** Task description **
Answer with one number only: the number of lines that contain "سلولی".

---

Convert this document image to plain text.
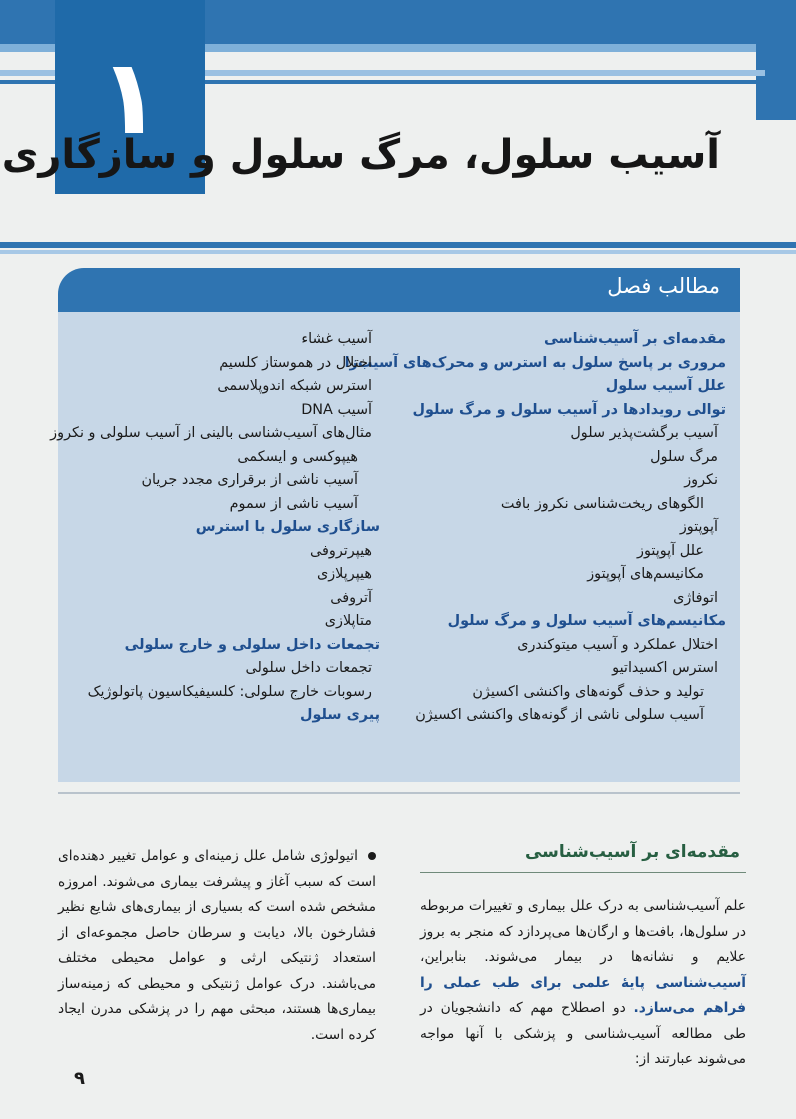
۱
آسیب سلول، مرگ سلول و سازگاری
مطالب فصل
مقدمه‌ای بر آسیب‌شناسی
مروری بر پاسخ سلول به استرس و محرک‌های آسیب‌زا
علل آسیب سلول
توالی رویدادها در آسیب سلول و مرگ سلول
آسیب برگشت‌پذیر سلول
مرگ سلول
نکروز
الگوهای ریخت‌شناسی نکروز بافت
آپوپتوز
علل آپوپتوز
مکانیسم‌های آپوپتوز
اتوفاژی
مکانیسم‌های آسیب سلول و مرگ سلول
اختلال عملکرد و آسیب میتوکندری
استرس اکسیداتیو
تولید و حذف گونه‌های واکنشی اکسیژن
آسیب سلولی ناشی از گونه‌های واکنشی اکسیژن
آسیب غشاء
اختلال در هموستاز کلسیم
استرس شبکه اندوپلاسمی
آسیب DNA
مثال‌های آسیب‌شناسی بالینی از آسیب سلولی و نکروز
هیپوکسی و ایسکمی
آسیب ناشی از برقراری مجدد جریان
آسیب ناشی از سموم
سازگاری سلول با استرس
هیپرتروفی
هیپرپلازی
آتروفی
متاپلازی
تجمعات داخل سلولی و خارج سلولی
تجمعات داخل سلولی
رسوبات خارج سلولی: کلسیفیکاسیون پاتولوژیک
پیری سلول
مقدمه‌ای بر آسیب‌شناسی
علم آسیب‌شناسی به درک علل بیماری و تغییرات مربوطه در سلول‌ها، بافت‌ها و ارگان‌ها می‌پردازد که منجر به بروز علایم و نشانه‌ها در بیمار می‌شوند. بنابراین، آسیب‌شناسی پایهٔ علمی برای طب عملی را فراهم می‌سازد. دو اصطلاح مهم که دانشجویان در طی مطالعه آسیب‌شناسی و پزشکی با آنها مواجه می‌شوند عبارتند از:
اتیولوژی شامل علل زمینه‌ای و عوامل تغییر دهنده‌ای است که سبب آغاز و پیشرفت بیماری می‌شوند. امروزه مشخص شده است که بسیاری از بیماری‌های شایع نظیر فشارخون بالا، دیابت و سرطان حاصل مجموعه‌ای از استعداد ژنتیکی ارثی و عوامل محیطی مختلف می‌باشند. درک عوامل ژنتیکی و محیطی که زمینه‌ساز بیماری‌ها هستند، مبحثی مهم را در پزشکی مدرن ایجاد کرده است.
۹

---

** The solution **
5